[Task description]: Copy the passage of the Sabah ruling text from "The ruling leaves" to "exclusive exploration rights." word for word.
Text: Begin
The operative remedies granted were strictly procedural and inter-governmental:
i) Certiorari quashing only those parts of the 2022, 2023 and 2025 Review Orders that omitted the Lost Years.
ii) Mandamus compelling the Federal Government and the State Government of Sabah (the proper constitutional parties) to conduct the Article 112D review for 1974–2021 and reach agreement on the quantum within 90 days for the review and 180 days for final agreement.
iii) Consequential orders that the Federal Government must then pay whatever sum is determined by that review (or as “constitutional damages”/accounting thereafter).
There is no court-ordered fixed sum, no automatic payout, and no mechanism for the judgment to be executed without the two governments first agreeing (or referring the matter to the Yang di-Pertuan Agong under Article 112D(6) if they fail to agree). The ruling explicitly defers the actual calculation and disbursement to bilateral negotiation between Putrajaya and the Sabah State Government.
Daniel John Jambun and BoPiMaFo have no role and no enforceable rights under this judgment. The case was brought by the Sabah Law Society in a public-interest judicial review. BoPiMaFo was not a party, was never granted standing, and holds no constitutional or statutory mandate to represent the State of Sabah. Malaysian courts have consistently held that only the State Government (or, in limited public-interest litigation, bodies like the Sabah Law Society) can enforce inter-governmental constitutional revenue obligations. An NGO cannot issue demands, file contempt applications, or prosecute non-compliance on behalf of the State. Any suggestion otherwise misstates both the judgment and settled principles of locus standi.
The ruling leaves untouched the Federal Government’s exclusive powers over minerals, oil and gas. Petroleum remains vested in Petronas under the Petroleum Development Act 1974 (a federal law that applies nationwide, including Sabah and Sarawak waters). The special grant formula concerns only net federal revenue derived from Sabah (mainly taxes), after statutory deductions, it does not override federal ownership, licensing, or regulatory control of resources. The judgment itself notes Sabah’s mineral and petroleum wealth only to highlight developmental needs; it contains no finding that the PDA is unconstitutional or that states regain exclusive exploration rights.
Decades of historic acquiescence further limit any aggressive enforcement. From 1974 until the 2025 suit, successive Sabah governments accepted the federal regime (5% royalty, small capped grants, no Article 112D reviews) without legal challenge.
The court acknowledged the 48-year delay but fashioned the remedy as a forward-looking review process rather than imposing a court-calculated multi-billion-ringgit retrospective debt. This deference reflects the practical and legal reality that long-standing acceptance of the federal distribution framework weakens claims for immediate, unilateral enforcement. As of March 2026, the Federal Government has filed a limited appeal/stay application on certain aspects of the judgment while negotiations continue , exactly the government-to-government process the court mandated.
In short, the High Court ruling vindicates the existence of a review right and declares a constitutional debt in principle. It creates no enforceable payment right that Daniel John Jambun or BoPiMaFo can rely upon or prosecute. It does not diminish federal supremacy over minerals and offshore resources, nor does it erase the legal and practical consequences of the two states’ long acquiescence to the existing federal framework. Any actual distribution of funds remains a matter for negotiation between the elected governments , not for an NGO without a lawful and constitutionally enforcedable mandate.
Text: End
Records shown: Begin
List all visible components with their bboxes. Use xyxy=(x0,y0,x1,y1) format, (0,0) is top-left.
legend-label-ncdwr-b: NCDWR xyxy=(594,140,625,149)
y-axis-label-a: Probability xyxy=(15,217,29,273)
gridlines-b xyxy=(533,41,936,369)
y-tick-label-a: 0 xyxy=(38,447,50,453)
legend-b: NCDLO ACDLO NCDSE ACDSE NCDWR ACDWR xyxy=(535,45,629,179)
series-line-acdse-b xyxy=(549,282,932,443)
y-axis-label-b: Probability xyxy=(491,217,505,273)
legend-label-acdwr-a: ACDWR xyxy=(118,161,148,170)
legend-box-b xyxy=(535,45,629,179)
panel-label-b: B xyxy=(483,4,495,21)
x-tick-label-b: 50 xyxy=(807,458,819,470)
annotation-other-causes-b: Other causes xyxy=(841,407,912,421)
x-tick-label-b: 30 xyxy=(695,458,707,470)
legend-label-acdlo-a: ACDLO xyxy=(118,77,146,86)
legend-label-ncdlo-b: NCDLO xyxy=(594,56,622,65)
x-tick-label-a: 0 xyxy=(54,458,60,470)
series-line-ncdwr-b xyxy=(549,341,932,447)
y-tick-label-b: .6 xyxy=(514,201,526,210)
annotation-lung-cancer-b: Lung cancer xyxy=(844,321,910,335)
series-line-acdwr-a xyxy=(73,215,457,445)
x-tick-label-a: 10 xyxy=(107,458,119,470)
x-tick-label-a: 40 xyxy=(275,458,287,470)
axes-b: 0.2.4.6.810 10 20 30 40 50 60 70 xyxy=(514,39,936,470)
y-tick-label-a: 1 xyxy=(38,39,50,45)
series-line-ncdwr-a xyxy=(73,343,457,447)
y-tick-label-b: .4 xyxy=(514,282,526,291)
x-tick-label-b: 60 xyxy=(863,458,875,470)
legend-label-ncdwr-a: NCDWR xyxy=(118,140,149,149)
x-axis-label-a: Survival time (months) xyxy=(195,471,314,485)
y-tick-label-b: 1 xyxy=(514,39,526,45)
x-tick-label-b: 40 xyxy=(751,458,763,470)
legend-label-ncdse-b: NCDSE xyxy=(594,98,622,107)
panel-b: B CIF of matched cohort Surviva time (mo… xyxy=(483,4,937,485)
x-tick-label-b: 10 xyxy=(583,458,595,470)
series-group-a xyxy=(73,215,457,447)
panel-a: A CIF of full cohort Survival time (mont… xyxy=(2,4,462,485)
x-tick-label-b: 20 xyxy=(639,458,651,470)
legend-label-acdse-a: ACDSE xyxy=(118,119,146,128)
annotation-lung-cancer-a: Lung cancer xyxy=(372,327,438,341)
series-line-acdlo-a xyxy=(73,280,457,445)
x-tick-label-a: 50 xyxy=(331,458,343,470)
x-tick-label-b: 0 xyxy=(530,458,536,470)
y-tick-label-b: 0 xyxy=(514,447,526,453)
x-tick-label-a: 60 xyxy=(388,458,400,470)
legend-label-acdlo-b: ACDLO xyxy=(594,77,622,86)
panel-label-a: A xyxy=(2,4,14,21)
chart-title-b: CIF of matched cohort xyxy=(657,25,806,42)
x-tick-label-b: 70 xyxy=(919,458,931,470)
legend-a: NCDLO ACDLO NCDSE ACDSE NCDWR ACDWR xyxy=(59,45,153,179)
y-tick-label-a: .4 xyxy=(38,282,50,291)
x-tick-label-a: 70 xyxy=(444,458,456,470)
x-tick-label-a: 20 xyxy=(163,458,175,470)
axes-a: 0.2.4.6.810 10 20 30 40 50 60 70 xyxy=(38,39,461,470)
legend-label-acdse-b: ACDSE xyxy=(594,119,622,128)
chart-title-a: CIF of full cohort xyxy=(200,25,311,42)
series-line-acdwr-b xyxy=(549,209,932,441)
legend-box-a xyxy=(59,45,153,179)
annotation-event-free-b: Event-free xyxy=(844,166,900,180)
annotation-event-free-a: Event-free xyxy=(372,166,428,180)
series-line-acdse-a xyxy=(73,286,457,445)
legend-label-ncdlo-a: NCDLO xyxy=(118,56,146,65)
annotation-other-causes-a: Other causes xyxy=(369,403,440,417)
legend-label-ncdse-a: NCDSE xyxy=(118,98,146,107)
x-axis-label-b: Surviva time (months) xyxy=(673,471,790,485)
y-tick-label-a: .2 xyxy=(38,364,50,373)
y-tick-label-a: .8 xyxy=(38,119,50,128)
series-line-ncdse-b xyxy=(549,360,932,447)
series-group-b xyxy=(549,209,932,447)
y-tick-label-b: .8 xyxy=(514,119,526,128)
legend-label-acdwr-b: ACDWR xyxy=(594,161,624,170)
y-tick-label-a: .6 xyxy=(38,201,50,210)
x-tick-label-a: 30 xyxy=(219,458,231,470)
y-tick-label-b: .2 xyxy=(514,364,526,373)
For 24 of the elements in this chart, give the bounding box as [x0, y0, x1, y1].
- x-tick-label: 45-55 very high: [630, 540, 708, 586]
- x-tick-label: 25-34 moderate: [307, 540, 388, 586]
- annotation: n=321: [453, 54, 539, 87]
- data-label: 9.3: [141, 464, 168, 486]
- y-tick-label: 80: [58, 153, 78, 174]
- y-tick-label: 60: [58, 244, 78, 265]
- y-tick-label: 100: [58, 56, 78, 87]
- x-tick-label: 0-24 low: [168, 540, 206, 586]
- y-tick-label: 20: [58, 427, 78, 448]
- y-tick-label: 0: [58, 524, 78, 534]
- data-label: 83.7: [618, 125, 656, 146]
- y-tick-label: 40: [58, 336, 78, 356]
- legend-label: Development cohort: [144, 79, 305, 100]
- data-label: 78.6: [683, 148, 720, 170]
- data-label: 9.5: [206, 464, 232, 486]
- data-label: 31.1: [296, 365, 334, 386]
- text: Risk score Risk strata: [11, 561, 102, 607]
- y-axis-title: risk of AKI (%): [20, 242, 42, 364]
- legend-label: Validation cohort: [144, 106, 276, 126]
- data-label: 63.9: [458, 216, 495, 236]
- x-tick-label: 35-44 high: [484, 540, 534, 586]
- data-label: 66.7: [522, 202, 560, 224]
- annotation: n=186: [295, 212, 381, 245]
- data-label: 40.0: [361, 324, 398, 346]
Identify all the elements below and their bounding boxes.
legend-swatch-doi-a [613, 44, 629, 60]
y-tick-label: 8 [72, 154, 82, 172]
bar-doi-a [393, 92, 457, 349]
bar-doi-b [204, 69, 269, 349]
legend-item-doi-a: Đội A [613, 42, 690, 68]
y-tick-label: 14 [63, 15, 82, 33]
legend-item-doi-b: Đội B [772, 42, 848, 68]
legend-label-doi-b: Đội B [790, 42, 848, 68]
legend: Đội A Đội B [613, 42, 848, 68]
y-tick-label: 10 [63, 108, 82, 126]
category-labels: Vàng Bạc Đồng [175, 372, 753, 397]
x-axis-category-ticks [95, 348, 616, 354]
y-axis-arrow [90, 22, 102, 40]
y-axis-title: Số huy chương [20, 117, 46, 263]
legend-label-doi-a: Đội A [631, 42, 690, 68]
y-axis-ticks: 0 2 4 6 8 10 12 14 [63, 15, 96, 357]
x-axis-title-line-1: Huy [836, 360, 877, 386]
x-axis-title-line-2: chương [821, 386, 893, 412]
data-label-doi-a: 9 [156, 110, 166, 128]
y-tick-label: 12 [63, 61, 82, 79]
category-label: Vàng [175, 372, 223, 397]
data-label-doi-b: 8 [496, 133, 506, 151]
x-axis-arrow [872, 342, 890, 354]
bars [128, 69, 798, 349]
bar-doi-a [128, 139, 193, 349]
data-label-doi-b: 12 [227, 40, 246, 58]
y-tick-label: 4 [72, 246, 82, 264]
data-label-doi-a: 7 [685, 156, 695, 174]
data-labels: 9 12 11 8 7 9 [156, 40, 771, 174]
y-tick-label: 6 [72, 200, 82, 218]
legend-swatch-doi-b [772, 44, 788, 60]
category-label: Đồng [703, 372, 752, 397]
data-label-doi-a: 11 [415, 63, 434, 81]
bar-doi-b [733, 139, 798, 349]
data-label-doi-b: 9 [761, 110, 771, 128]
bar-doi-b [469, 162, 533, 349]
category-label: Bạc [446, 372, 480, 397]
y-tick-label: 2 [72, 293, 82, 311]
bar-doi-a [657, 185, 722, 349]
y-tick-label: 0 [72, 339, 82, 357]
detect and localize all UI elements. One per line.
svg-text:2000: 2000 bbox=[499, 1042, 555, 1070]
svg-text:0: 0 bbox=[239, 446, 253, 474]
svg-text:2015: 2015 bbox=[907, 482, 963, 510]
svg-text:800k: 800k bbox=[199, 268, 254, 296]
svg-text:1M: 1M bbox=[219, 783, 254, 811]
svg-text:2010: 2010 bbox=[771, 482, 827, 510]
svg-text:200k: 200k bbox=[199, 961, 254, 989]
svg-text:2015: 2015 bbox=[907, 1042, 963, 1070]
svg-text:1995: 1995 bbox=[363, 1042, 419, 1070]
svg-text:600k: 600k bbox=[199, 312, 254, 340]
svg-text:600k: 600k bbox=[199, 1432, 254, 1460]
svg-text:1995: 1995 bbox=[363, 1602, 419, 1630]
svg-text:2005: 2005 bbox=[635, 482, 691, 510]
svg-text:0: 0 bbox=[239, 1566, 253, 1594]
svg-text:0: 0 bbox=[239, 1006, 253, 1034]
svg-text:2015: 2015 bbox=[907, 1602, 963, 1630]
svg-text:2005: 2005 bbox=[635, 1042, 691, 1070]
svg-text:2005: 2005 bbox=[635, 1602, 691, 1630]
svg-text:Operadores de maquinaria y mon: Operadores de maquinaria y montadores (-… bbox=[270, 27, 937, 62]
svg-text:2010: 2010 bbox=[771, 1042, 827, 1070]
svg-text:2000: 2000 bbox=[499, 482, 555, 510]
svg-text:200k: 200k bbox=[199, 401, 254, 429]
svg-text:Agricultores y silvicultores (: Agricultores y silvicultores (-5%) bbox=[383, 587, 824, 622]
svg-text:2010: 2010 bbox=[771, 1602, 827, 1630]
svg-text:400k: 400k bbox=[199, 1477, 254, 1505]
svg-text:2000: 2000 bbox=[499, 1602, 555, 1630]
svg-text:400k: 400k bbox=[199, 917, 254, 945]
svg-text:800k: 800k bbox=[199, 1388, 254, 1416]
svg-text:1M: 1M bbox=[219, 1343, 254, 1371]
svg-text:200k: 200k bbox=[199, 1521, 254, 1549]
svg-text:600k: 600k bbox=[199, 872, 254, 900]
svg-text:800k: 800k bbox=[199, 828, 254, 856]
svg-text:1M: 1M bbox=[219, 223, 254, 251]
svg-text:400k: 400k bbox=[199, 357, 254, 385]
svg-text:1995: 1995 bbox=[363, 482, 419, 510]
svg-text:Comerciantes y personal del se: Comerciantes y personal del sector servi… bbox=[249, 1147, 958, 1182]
Records shown: End
[Reply]:
The ruling leaves untouched the Federal Government’s exclusive powers over minerals, oil and gas. Petroleum remains vested in Petronas under the Petroleum Development Act 1974 (a federal law that applies nationwide, including Sabah and Sarawak waters). The special grant formula concerns only net federal revenue derived from Sabah (mainly taxes), after statutory deductions, it does not override federal ownership, licensing, or regulatory control of resources. The judgment itself notes Sabah’s mineral and petroleum wealth only to highlight developmental needs; it contains no finding that the PDA is unconstitutional or that states regain exclusive exploration rights.